## TASK DIRECTIONS
Without the pictures, set down the records below word for word.

── SUPPLIED RECORDS

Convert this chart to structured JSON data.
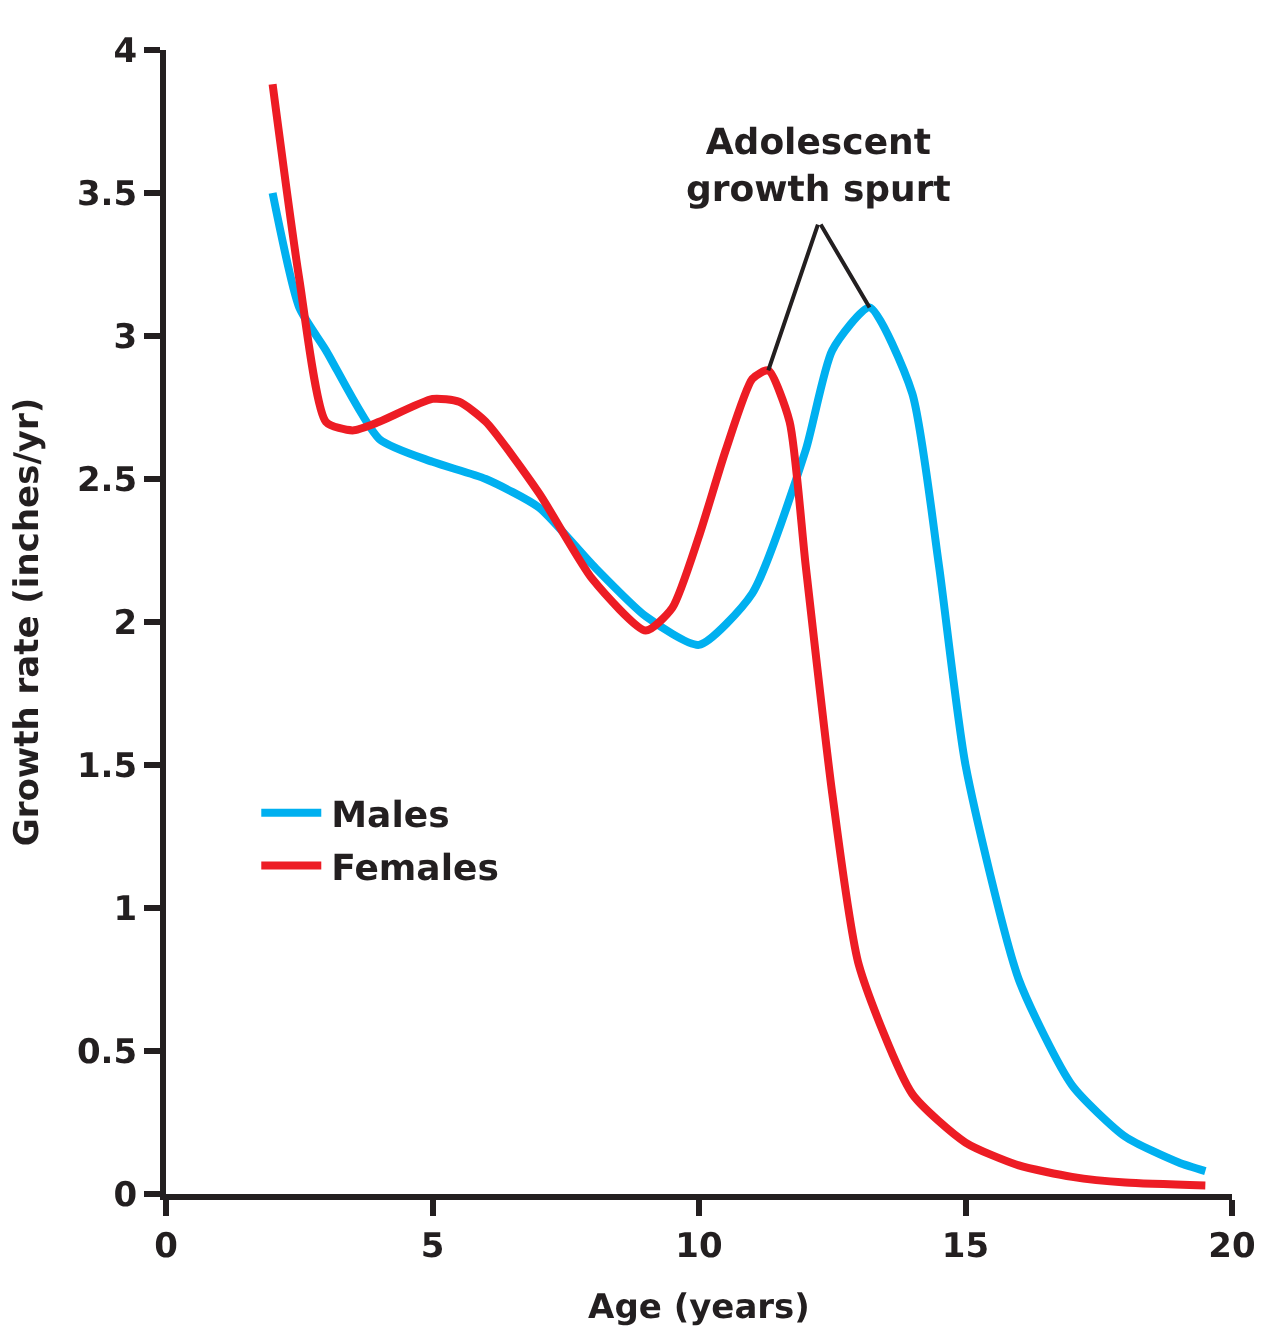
{
  "chart_data": {
    "type": "line",
    "xlabel": "Age (years)",
    "ylabel": "Growth rate (inches/yr)",
    "xlim": [
      0,
      20
    ],
    "xticks": [
      0,
      5,
      10,
      15,
      20
    ],
    "ylim": [
      0,
      4
    ],
    "yticks": [
      0,
      0.5,
      1,
      1.5,
      2,
      2.5,
      3,
      3.5,
      4
    ],
    "legend": "left",
    "marker": "none",
    "line_style": "solid",
    "annotations": [
      {
        "text": "Adolescent\ngrowth spurt",
        "x": 13.2,
        "y": 3.1
      }
    ],
    "series": [
      {
        "name": "Males",
        "color": "#00b0f0",
        "x": [
          2,
          2.5,
          3,
          4,
          5,
          6,
          7,
          8,
          9,
          10,
          11,
          12,
          12.5,
          13.2,
          14,
          14.5,
          15,
          16,
          17,
          18,
          19,
          19.5
        ],
        "values": [
          3.5,
          3.1,
          2.95,
          2.64,
          2.56,
          2.5,
          2.4,
          2.2,
          2.02,
          1.92,
          2.1,
          2.6,
          2.95,
          3.1,
          2.8,
          2.2,
          1.5,
          0.75,
          0.38,
          0.2,
          0.11,
          0.08
        ]
      },
      {
        "name": "Females",
        "color": "#ed1c24",
        "x": [
          2,
          2.5,
          3,
          3.5,
          4,
          5,
          5.5,
          6,
          7,
          8,
          9,
          9.5,
          10,
          10.5,
          11,
          11.3,
          11.7,
          12,
          12.5,
          13,
          14,
          15,
          16,
          17,
          18,
          19.5
        ],
        "values": [
          3.88,
          3.2,
          2.7,
          2.67,
          2.7,
          2.78,
          2.77,
          2.7,
          2.45,
          2.15,
          1.97,
          2.05,
          2.3,
          2.6,
          2.85,
          2.88,
          2.7,
          2.2,
          1.4,
          0.8,
          0.35,
          0.18,
          0.1,
          0.06,
          0.04,
          0.03
        ]
      }
    ]
  }
}
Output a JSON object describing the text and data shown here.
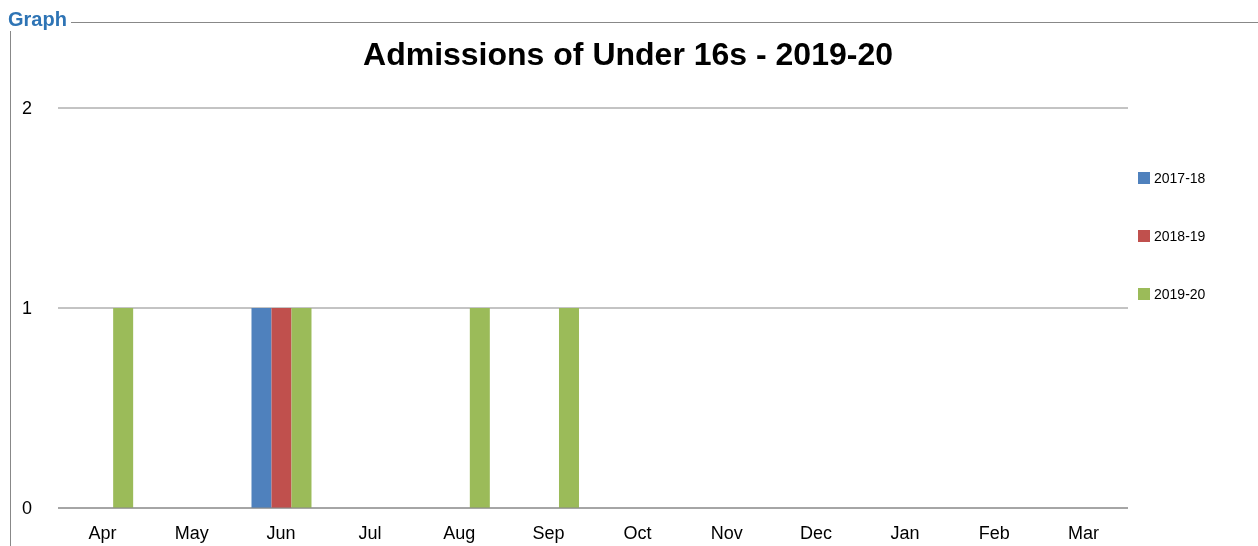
{
  "chart_data": {
    "type": "bar",
    "title": "Admissions of Under 16s - 2019-20",
    "annotations": [
      "Graph"
    ],
    "categories": [
      "Apr",
      "May",
      "Jun",
      "Jul",
      "Aug",
      "Sep",
      "Oct",
      "Nov",
      "Dec",
      "Jan",
      "Feb",
      "Mar"
    ],
    "series": [
      {
        "name": "2017-18",
        "color": "#4f81bd",
        "values": [
          0,
          0,
          1,
          0,
          0,
          0,
          0,
          0,
          0,
          0,
          0,
          0
        ]
      },
      {
        "name": "2018-19",
        "color": "#c0504d",
        "values": [
          0,
          0,
          1,
          0,
          0,
          0,
          0,
          0,
          0,
          0,
          0,
          0
        ]
      },
      {
        "name": "2019-20",
        "color": "#9bbb59",
        "values": [
          1,
          0,
          1,
          0,
          1,
          1,
          0,
          0,
          0,
          0,
          0,
          0
        ]
      }
    ],
    "ylim": [
      0,
      2
    ],
    "yticks": [
      0,
      1,
      2
    ],
    "grid": "y",
    "legend": "right"
  }
}
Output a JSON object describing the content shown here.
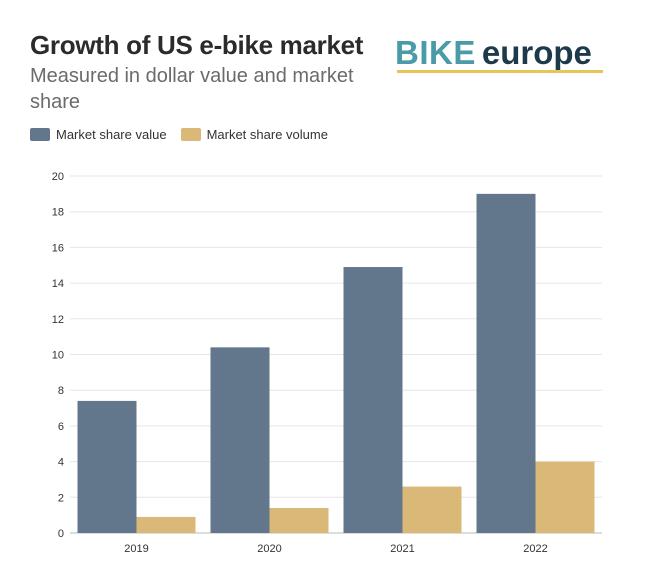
{
  "title": "Growth of US e-bike market",
  "subtitle": "Measured in dollar value and market share",
  "logo": {
    "part1": "BIKE",
    "part2": "europe",
    "color1": "#4a9aa8",
    "color2": "#1d3a4a",
    "underline_color": "#e9c45a"
  },
  "chart_data": {
    "type": "bar",
    "categories": [
      "2019",
      "2020",
      "2021",
      "2022"
    ],
    "series": [
      {
        "name": "Market share value",
        "values": [
          7.4,
          10.4,
          14.9,
          19.0
        ],
        "color": "#62778c"
      },
      {
        "name": "Market share volume",
        "values": [
          0.9,
          1.4,
          2.6,
          4.0
        ],
        "color": "#dab878"
      }
    ],
    "ylim": [
      0,
      20
    ],
    "yticks": [
      "0",
      "2",
      "4",
      "6",
      "8",
      "10",
      "12",
      "14",
      "16",
      "18",
      "20"
    ],
    "grid": true,
    "legend_position": "top-left",
    "title": "Growth of US e-bike market",
    "xlabel": "",
    "ylabel": ""
  }
}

────

## FINAL RESULT
Convert this chart to structured JSON data.
{
  "chart_data": {
    "type": "line",
    "xlabel": "Age (years)",
    "ylabel": "Growth rate (inches/yr)",
    "xlim": [
      0,
      20
    ],
    "xticks": [
      0,
      5,
      10,
      15,
      20
    ],
    "ylim": [
      0,
      4
    ],
    "yticks": [
      0,
      0.5,
      1,
      1.5,
      2,
      2.5,
      3,
      3.5,
      4
    ],
    "legend": "left",
    "marker": "none",
    "line_style": "solid",
    "annotations": [
      {
        "text": "Adolescent\ngrowth spurt",
        "x": 13.2,
        "y": 3.1
      }
    ],
    "series": [
      {
        "name": "Males",
        "color": "#00b0f0",
        "x": [
          2,
          2.5,
          3,
          4,
          5,
          6,
          7,
          8,
          9,
          10,
          11,
          12,
          12.5,
          13.2,
          14,
          14.5,
          15,
          16,
          17,
          18,
          19,
          19.5
        ],
        "values": [
          3.5,
          3.1,
          2.95,
          2.64,
          2.56,
          2.5,
          2.4,
          2.2,
          2.02,
          1.92,
          2.1,
          2.6,
          2.95,
          3.1,
          2.8,
          2.2,
          1.5,
          0.75,
          0.38,
          0.2,
          0.11,
          0.08
        ]
      },
      {
        "name": "Females",
        "color": "#ed1c24",
        "x": [
          2,
          2.5,
          3,
          3.5,
          4,
          5,
          5.5,
          6,
          7,
          8,
          9,
          9.5,
          10,
          10.5,
          11,
          11.3,
          11.7,
          12,
          12.5,
          13,
          14,
          15,
          16,
          17,
          18,
          19.5
        ],
        "values": [
          3.88,
          3.2,
          2.7,
          2.67,
          2.7,
          2.78,
          2.77,
          2.7,
          2.45,
          2.15,
          1.97,
          2.05,
          2.3,
          2.6,
          2.85,
          2.88,
          2.7,
          2.2,
          1.4,
          0.8,
          0.35,
          0.18,
          0.1,
          0.06,
          0.04,
          0.03
        ]
      }
    ]
  }
}
Output a JSON object describing the text and data shown here.
{
  "chart_data": {
    "type": "bar",
    "title": "Admissions of Under 16s - 2019-20",
    "annotations": [
      "Graph"
    ],
    "categories": [
      "Apr",
      "May",
      "Jun",
      "Jul",
      "Aug",
      "Sep",
      "Oct",
      "Nov",
      "Dec",
      "Jan",
      "Feb",
      "Mar"
    ],
    "series": [
      {
        "name": "2017-18",
        "color": "#4f81bd",
        "values": [
          0,
          0,
          1,
          0,
          0,
          0,
          0,
          0,
          0,
          0,
          0,
          0
        ]
      },
      {
        "name": "2018-19",
        "color": "#c0504d",
        "values": [
          0,
          0,
          1,
          0,
          0,
          0,
          0,
          0,
          0,
          0,
          0,
          0
        ]
      },
      {
        "name": "2019-20",
        "color": "#9bbb59",
        "values": [
          1,
          0,
          1,
          0,
          1,
          1,
          0,
          0,
          0,
          0,
          0,
          0
        ]
      }
    ],
    "ylim": [
      0,
      2
    ],
    "yticks": [
      0,
      1,
      2
    ],
    "grid": "y",
    "legend": "right"
  }
}
Output a JSON object describing the content shown here.
{
  "title": "Growth of US e-bike market",
  "subtitle": "Measured in dollar value and market share",
  "logo": {
    "part1": "BIKE",
    "part2": "europe",
    "color1": "#4a9aa8",
    "color2": "#1d3a4a",
    "underline_color": "#e9c45a"
  },
  "chart_data": {
    "type": "bar",
    "categories": [
      "2019",
      "2020",
      "2021",
      "2022"
    ],
    "series": [
      {
        "name": "Market share value",
        "values": [
          7.4,
          10.4,
          14.9,
          19.0
        ],
        "color": "#62778c"
      },
      {
        "name": "Market share volume",
        "values": [
          0.9,
          1.4,
          2.6,
          4.0
        ],
        "color": "#dab878"
      }
    ],
    "ylim": [
      0,
      20
    ],
    "yticks": [
      "0",
      "2",
      "4",
      "6",
      "8",
      "10",
      "12",
      "14",
      "16",
      "18",
      "20"
    ],
    "grid": true,
    "legend_position": "top-left",
    "title": "Growth of US e-bike market",
    "xlabel": "",
    "ylabel": ""
  }
}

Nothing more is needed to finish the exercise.